--- Start ---
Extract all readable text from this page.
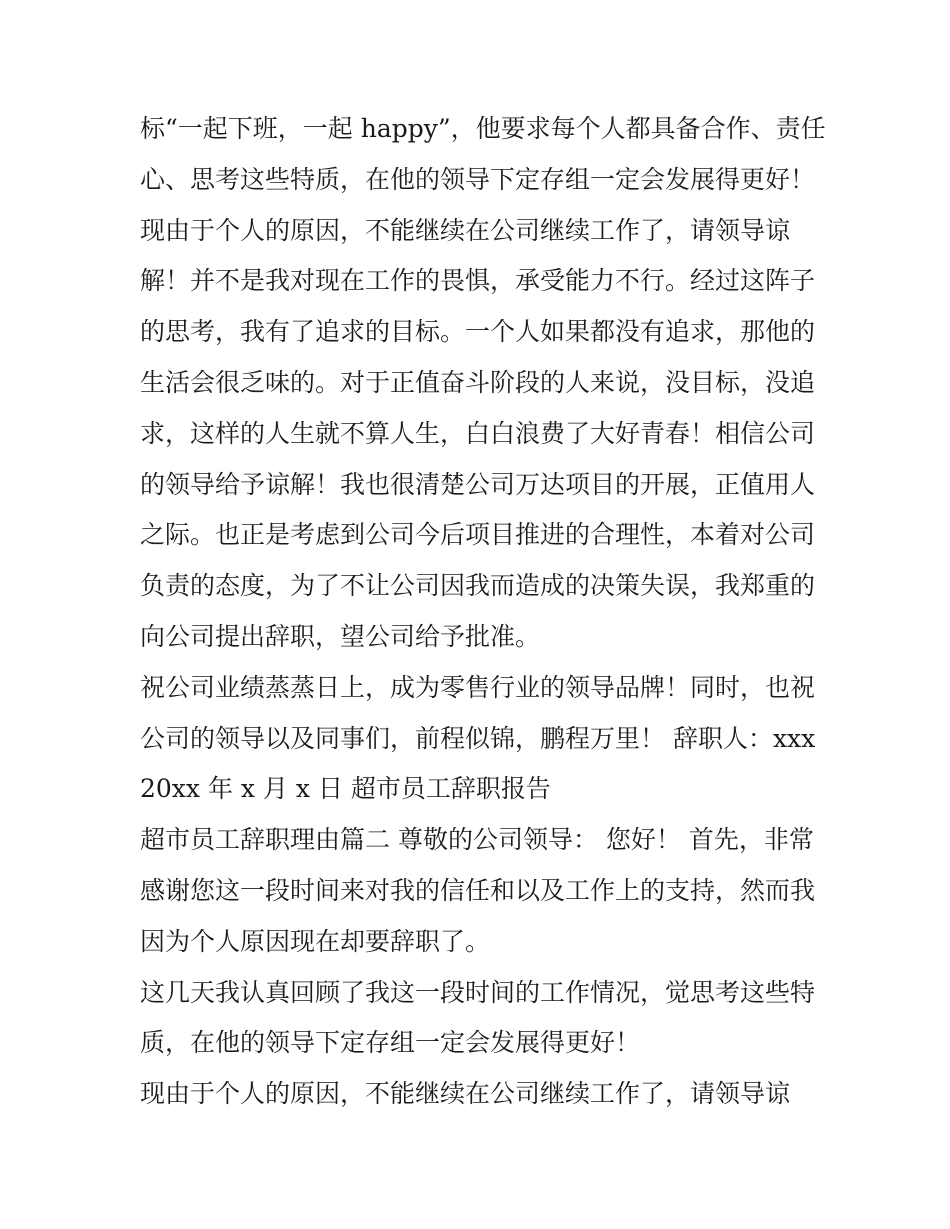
标“一起下班，一起 happy”，他要求每个人都具备合作、责任
心、思考这些特质，在他的领导下定存组一定会发展得更好！
现由于个人的原因，不能继续在公司继续工作了，请领导谅
解！并不是我对现在工作的畏惧，承受能力不行。经过这阵子
的思考，我有了追求的目标。一个人如果都没有追求，那他的
生活会很乏味的。对于正值奋斗阶段的人来说，没目标，没追
求，这样的人生就不算人生，白白浪费了大好青春！相信公司
的领导给予谅解！我也很清楚公司万达项目的开展，正值用人
之际。也正是考虑到公司今后项目推进的合理性，本着对公司
负责的态度，为了不让公司因我而造成的决策失误，我郑重的
向公司提出辞职，望公司给予批准。
祝公司业绩蒸蒸日上，成为零售行业的领导品牌！同时，也祝
公司的领导以及同事们，前程似锦，鹏程万里！ 辞职人：xxx
20xx 年 x 月 x 日 超市员工辞职报告
超市员工辞职理由篇二 尊敬的公司领导： 您好！ 首先，非常
感谢您这一段时间来对我的信任和以及工作上的支持，然而我
因为个人原因现在却要辞职了。
这几天我认真回顾了我这一段时间的工作情况，觉思考这些特
质，在他的领导下定存组一定会发展得更好！
现由于个人的原因，不能继续在公司继续工作了，请领导谅
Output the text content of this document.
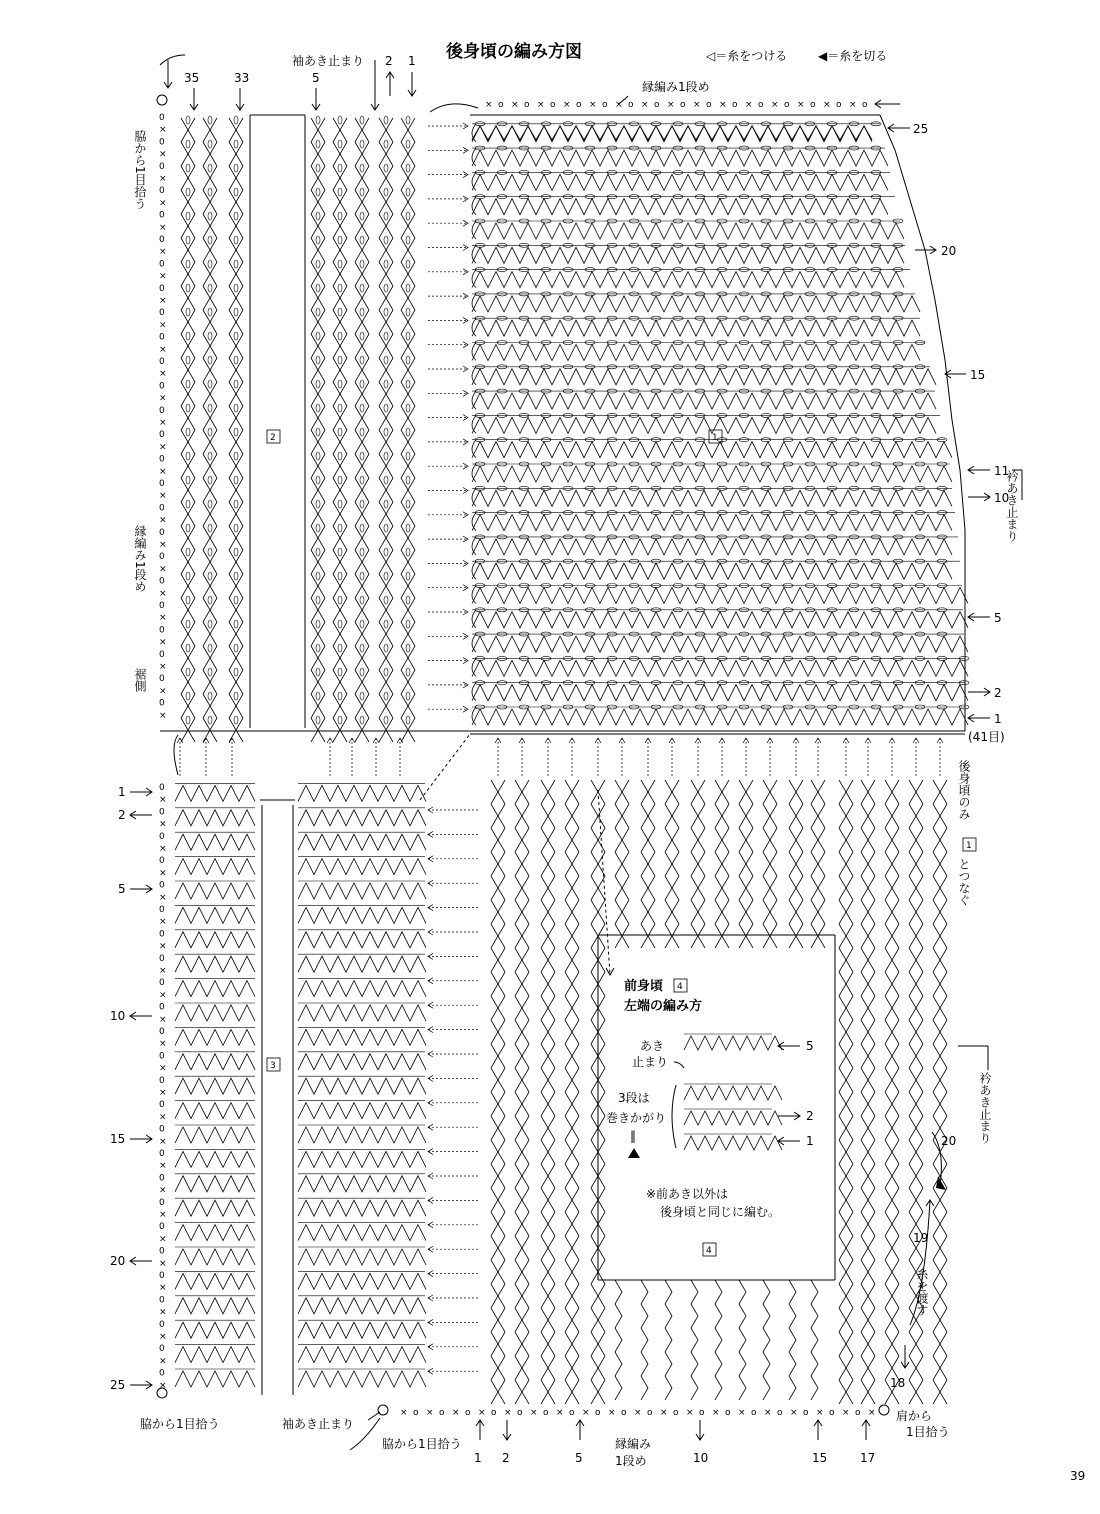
後身頃の編み方図	◁＝糸をつける	◀＝糸を切る
35	33	5
2 1
袖あき止まり
縁編み1段め
脇から1目拾う
縁編み1段め
裾側
× o × o × o × o × o × o × o × o × o × o × o × o × o × o × o
0
×
0
×
0
×
0
×
0
×
0
×
0
×
0
×
0
×
0
×
0
×
0
×
0
×
0
×
0
×
0
×
0
×
0
×
0
×
0
×
0
×
0
×
0
×
0
×
0
×
0
×
0
×
0
×
0
×
0
×
0
×
0
×
0
×
0
×
0
×
0
×
0
×
0
×
0
×
0
×
0
×
0
×
0
×
0
×
0
×
0
×
0
×
0
×
0
×
0
×
× o × o × o × o × o × o × o × o × o × o × o × o × o × o × o × o × o × o ×
25
20
15
11
10
5
2
1
(41目)
衿あき止まり
後身頃のみ
1
とつなぐ
衿あき止まり
20
19
18
糸を渡す
1
2
3
4
1
2
5
10
15
20
25
前身頃 4
左端の編み方
あき
止まり
3段は
巻きかがり
‖
5
2
1
※前あき以外は
後身頃と同じに編む。
脇から1目拾う	袖あき止まり
脇から1目拾う
1 2	5
縁編み
1段め	10	15	17
肩から
1目拾う
39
--- End ---
Required work
From the data above, work out how many lines hold "this". Answer with the number alone.

Answer for the task
2